[Dataset excerpt]
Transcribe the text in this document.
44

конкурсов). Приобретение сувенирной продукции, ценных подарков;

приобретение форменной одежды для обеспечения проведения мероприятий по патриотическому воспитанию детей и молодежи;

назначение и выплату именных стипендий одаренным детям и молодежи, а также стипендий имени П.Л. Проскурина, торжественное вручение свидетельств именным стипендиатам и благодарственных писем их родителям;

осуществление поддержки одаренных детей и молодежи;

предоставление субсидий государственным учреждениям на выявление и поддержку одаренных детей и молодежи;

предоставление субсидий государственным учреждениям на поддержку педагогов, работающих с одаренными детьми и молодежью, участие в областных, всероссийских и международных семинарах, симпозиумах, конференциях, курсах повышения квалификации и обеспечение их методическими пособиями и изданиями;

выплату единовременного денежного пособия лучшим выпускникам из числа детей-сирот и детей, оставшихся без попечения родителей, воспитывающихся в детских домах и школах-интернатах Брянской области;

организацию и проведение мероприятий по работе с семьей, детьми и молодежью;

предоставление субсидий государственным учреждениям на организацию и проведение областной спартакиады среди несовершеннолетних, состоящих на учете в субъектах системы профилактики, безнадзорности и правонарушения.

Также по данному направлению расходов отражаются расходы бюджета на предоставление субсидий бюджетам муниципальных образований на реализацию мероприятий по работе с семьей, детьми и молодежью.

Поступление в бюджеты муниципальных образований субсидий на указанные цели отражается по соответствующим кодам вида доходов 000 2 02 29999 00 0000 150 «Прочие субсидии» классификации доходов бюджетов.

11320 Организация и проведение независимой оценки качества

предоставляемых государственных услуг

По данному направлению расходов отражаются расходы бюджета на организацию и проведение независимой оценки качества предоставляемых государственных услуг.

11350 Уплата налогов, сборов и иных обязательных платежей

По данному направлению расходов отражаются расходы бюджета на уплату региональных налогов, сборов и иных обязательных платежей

# OBJECTIVE
Every record should be given again exactly.

# EXERCISE RESPONSE
Transcribe the text in this document.
44

конкурсов). Приобретение сувенирной продукции, ценных подарков;

приобретение форменной одежды для обеспечения проведения мероприятий по патриотическому воспитанию детей и молодежи;

назначение и выплату именных стипендий одаренным детям и молодежи, а также стипендий имени П.Л. Проскурина, торжественное вручение свидетельств именным стипендиатам и благодарственных писем их родителям;

осуществление поддержки одаренных детей и молодежи;

предоставление субсидий государственным учреждениям на выявление и поддержку одаренных детей и молодежи;

предоставление субсидий государственным учреждениям на поддержку педагогов, работающих с одаренными детьми и молодежью, участие в областных, всероссийских и международных семинарах, симпозиумах, конференциях, курсах повышения квалификации и обеспечение их методическими пособиями и изданиями;

выплату единовременного денежного пособия лучшим выпускникам из числа детей-сирот и детей, оставшихся без попечения родителей, воспитывающихся в детских домах и школах-интернатах Брянской области;

организацию и проведение мероприятий по работе с семьей, детьми и молодежью;

предоставление субсидий государственным учреждениям на организацию и проведение областной спартакиады среди несовершеннолетних, состоящих на учете в субъектах системы профилактики, безнадзорности и правонарушения.

Также по данному направлению расходов отражаются расходы бюджета на предоставление субсидий бюджетам муниципальных образований на реализацию мероприятий по работе с семьей, детьми и молодежью.

Поступление в бюджеты муниципальных образований субсидий на указанные цели отражается по соответствующим кодам вида доходов 000 2 02 29999 00 0000 150 «Прочие субсидии» классификации доходов бюджетов.

11320 Организация и проведение независимой оценки качества

предоставляемых государственных услуг

По данному направлению расходов отражаются расходы бюджета на организацию и проведение независимой оценки качества предоставляемых государственных услуг.

11350 Уплата налогов, сборов и иных обязательных платежей

По данному направлению расходов отражаются расходы бюджета на уплату региональных налогов, сборов и иных обязательных платежей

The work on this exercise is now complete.